─── Data rows
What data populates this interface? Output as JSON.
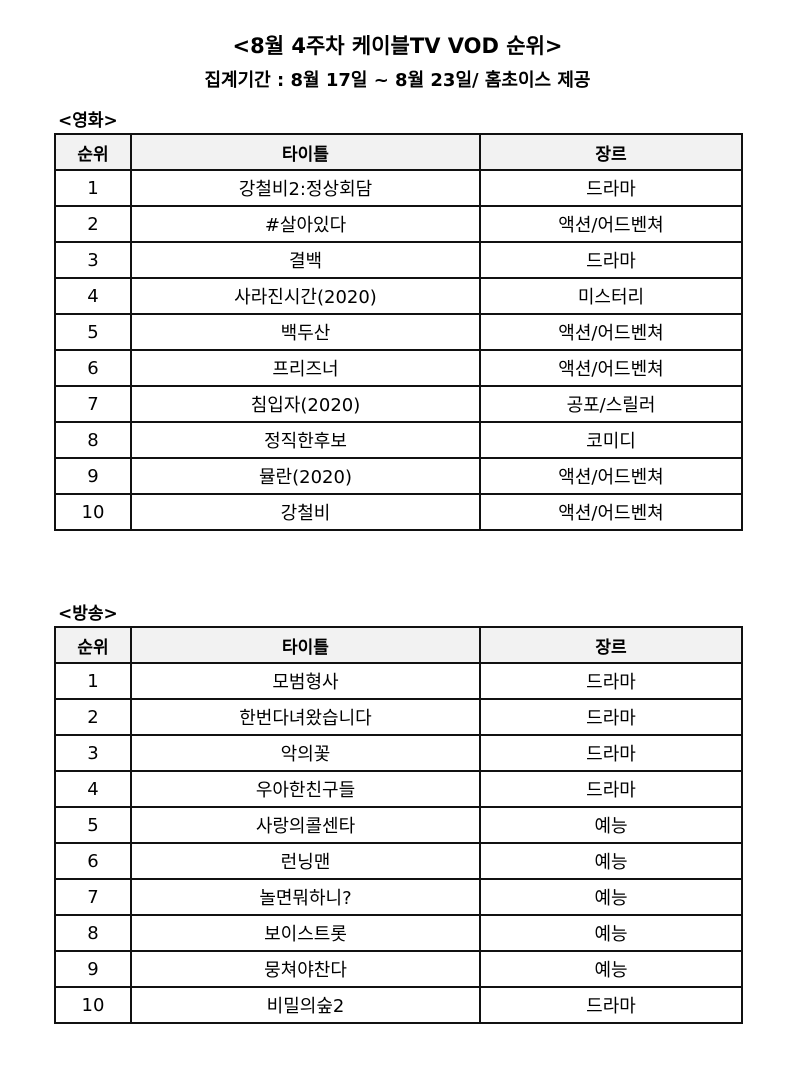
{
  "title": "<8월 4주차 케이블TV VOD 순위>",
  "subtitle": "집계기간 : 8월 17일 ~ 8월 23일/ 홈초이스 제공",
  "columns": [
    "순위",
    "타이틀",
    "장르"
  ],
  "movies": {
    "label": "<영화>",
    "rows": [
      [
        "1",
        "강철비2:정상회담",
        "드라마"
      ],
      [
        "2",
        "#살아있다",
        "액션/어드벤쳐"
      ],
      [
        "3",
        "결백",
        "드라마"
      ],
      [
        "4",
        "사라진시간(2020)",
        "미스터리"
      ],
      [
        "5",
        "백두산",
        "액션/어드벤쳐"
      ],
      [
        "6",
        "프리즈너",
        "액션/어드벤쳐"
      ],
      [
        "7",
        "침입자(2020)",
        "공포/스릴러"
      ],
      [
        "8",
        "정직한후보",
        "코미디"
      ],
      [
        "9",
        "뮬란(2020)",
        "액션/어드벤쳐"
      ],
      [
        "10",
        "강철비",
        "액션/어드벤쳐"
      ]
    ]
  },
  "broadcast": {
    "label": "<방송>",
    "rows": [
      [
        "1",
        "모범형사",
        "드라마"
      ],
      [
        "2",
        "한번다녀왔습니다",
        "드라마"
      ],
      [
        "3",
        "악의꽃",
        "드라마"
      ],
      [
        "4",
        "우아한친구들",
        "드라마"
      ],
      [
        "5",
        "사랑의콜센타",
        "예능"
      ],
      [
        "6",
        "런닝맨",
        "예능"
      ],
      [
        "7",
        "놀면뭐하니?",
        "예능"
      ],
      [
        "8",
        "보이스트롯",
        "예능"
      ],
      [
        "9",
        "뭉쳐야찬다",
        "예능"
      ],
      [
        "10",
        "비밀의숲2",
        "드라마"
      ]
    ]
  }
}
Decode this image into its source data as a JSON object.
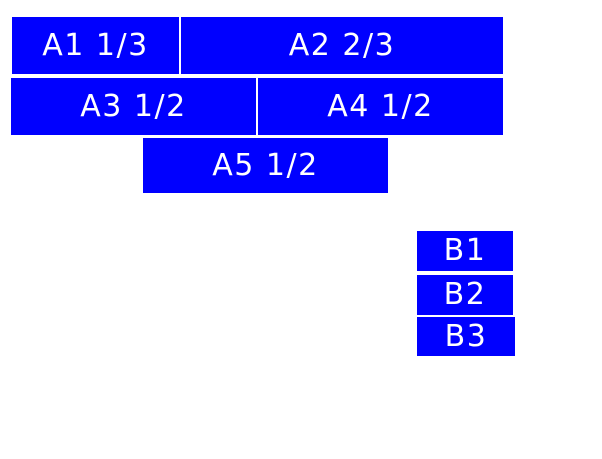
{
  "colors": {
    "block_fill": "#0000ff",
    "block_text": "#ffffff",
    "page_background": "#ffffff"
  },
  "blocks": {
    "a1": {
      "label": "A1 1/3"
    },
    "a2": {
      "label": "A2 2/3"
    },
    "a3": {
      "label": "A3 1/2"
    },
    "a4": {
      "label": "A4 1/2"
    },
    "a5": {
      "label": "A5 1/2"
    },
    "b1": {
      "label": "B1"
    },
    "b2": {
      "label": "B2"
    },
    "b3": {
      "label": "B3"
    }
  }
}
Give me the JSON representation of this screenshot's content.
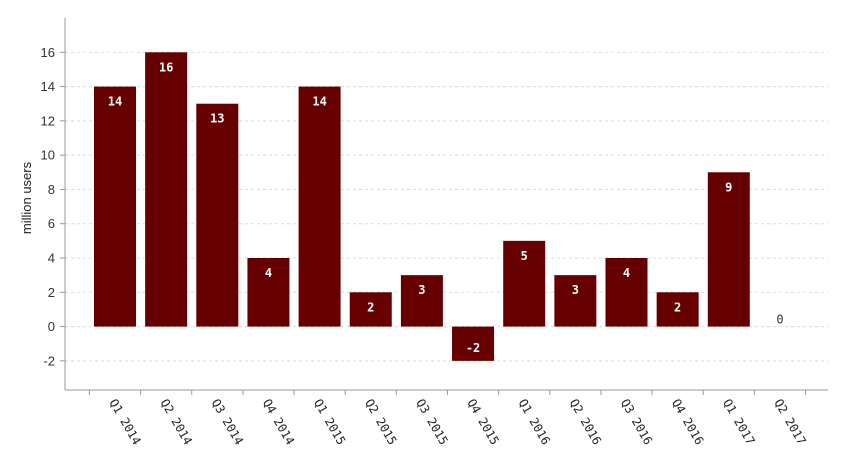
{
  "chart_data": {
    "type": "bar",
    "categories": [
      "Q1 2014",
      "Q2 2014",
      "Q3 2014",
      "Q4 2014",
      "Q1 2015",
      "Q2 2015",
      "Q3 2015",
      "Q4 2015",
      "Q1 2016",
      "Q2 2016",
      "Q3 2016",
      "Q4 2016",
      "Q1 2017",
      "Q2 2017"
    ],
    "values": [
      14,
      16,
      13,
      4,
      14,
      2,
      3,
      -2,
      5,
      3,
      4,
      2,
      9,
      0
    ],
    "title": "",
    "xlabel": "",
    "ylabel": "million users",
    "ylim": [
      -3.7,
      18
    ],
    "yticks": [
      -2,
      0,
      2,
      4,
      6,
      8,
      10,
      12,
      14,
      16
    ],
    "grid": true,
    "bar_color": "#660000",
    "legend": "none"
  }
}
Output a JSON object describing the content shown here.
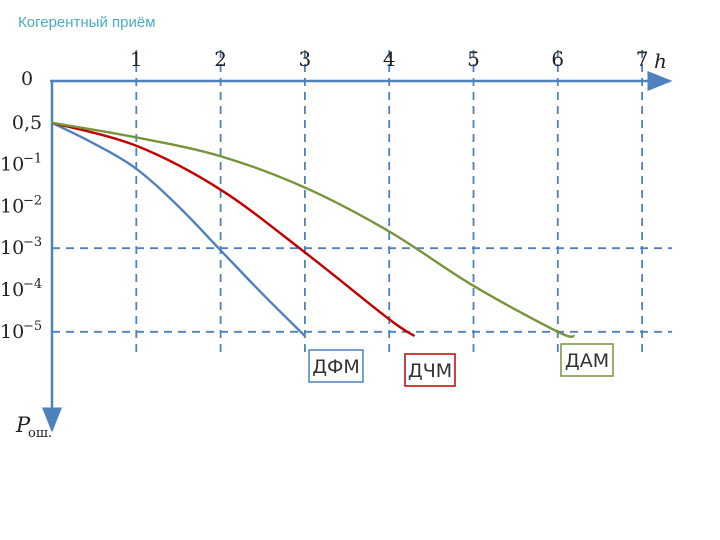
{
  "slide": {
    "title": "Когерентный приём"
  },
  "chart_data": {
    "type": "line",
    "xlabel": "h",
    "ylabel": "P",
    "ylabel_sub": "ош.",
    "x_ticks": [
      "1",
      "2",
      "3",
      "4",
      "5",
      "6",
      "7"
    ],
    "x_tick_values": [
      1,
      2,
      3,
      4,
      5,
      6,
      7
    ],
    "y_ticks": [
      {
        "label": "0",
        "base": "0",
        "exp": ""
      },
      {
        "label": "0,5",
        "base": "0,5",
        "exp": ""
      },
      {
        "label": "10^-1",
        "base": "10",
        "exp": "−1"
      },
      {
        "label": "10^-2",
        "base": "10",
        "exp": "−2"
      },
      {
        "label": "10^-3",
        "base": "10",
        "exp": "−3"
      },
      {
        "label": "10^-4",
        "base": "10",
        "exp": "−4"
      },
      {
        "label": "10^-5",
        "base": "10",
        "exp": "−5"
      }
    ],
    "y_levels": [
      0,
      1,
      2,
      3,
      4,
      5,
      6
    ],
    "grid": {
      "vertical": "dashed",
      "horizontal": [
        "10^-3",
        "10^-5"
      ]
    },
    "series": [
      {
        "name": "ДФМ",
        "color": "#4f81bd",
        "x": [
          0,
          0.5,
          1,
          1.5,
          2,
          2.5,
          3
        ],
        "y": [
          1,
          1.5,
          2.1,
          3.0,
          4.05,
          5.1,
          6.1
        ]
      },
      {
        "name": "ДЧМ",
        "color": "#c00000",
        "x": [
          0,
          1,
          2,
          3,
          4,
          4.3
        ],
        "y": [
          1,
          1.55,
          2.6,
          4.1,
          5.7,
          6.1
        ]
      },
      {
        "name": "ДАМ",
        "color": "#77933c",
        "x": [
          0,
          1,
          2,
          3,
          4,
          5,
          6,
          6.2
        ],
        "y": [
          1,
          1.35,
          1.8,
          2.55,
          3.6,
          4.9,
          6.0,
          6.1
        ]
      }
    ]
  }
}
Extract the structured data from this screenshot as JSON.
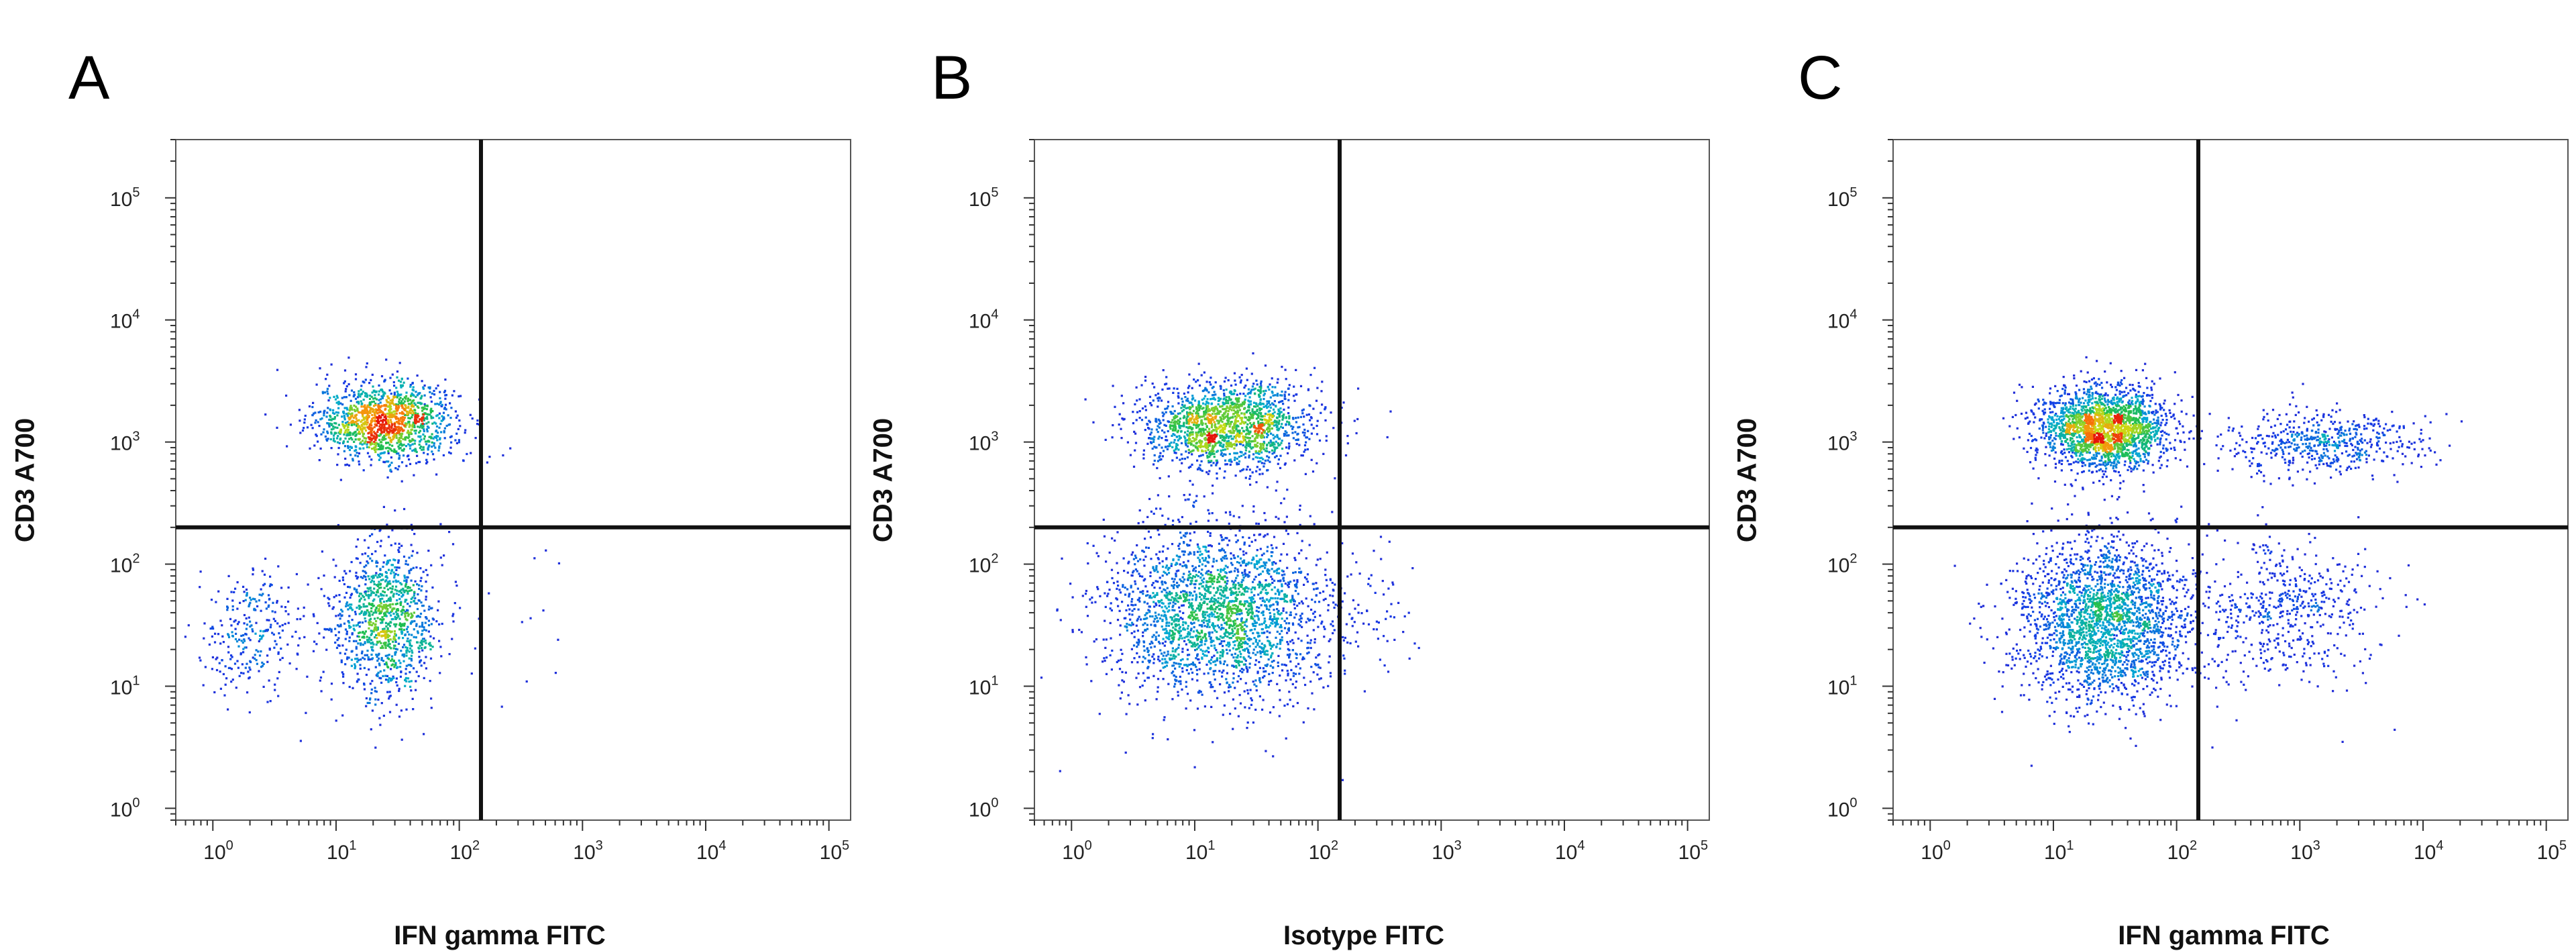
──────
## Problem description
Out of the preceding entries, pull every line containing the string "Output".

## Solution to this exercise
What data populates this interface? Output as JSON.
Output a JSON object describing the content shown here.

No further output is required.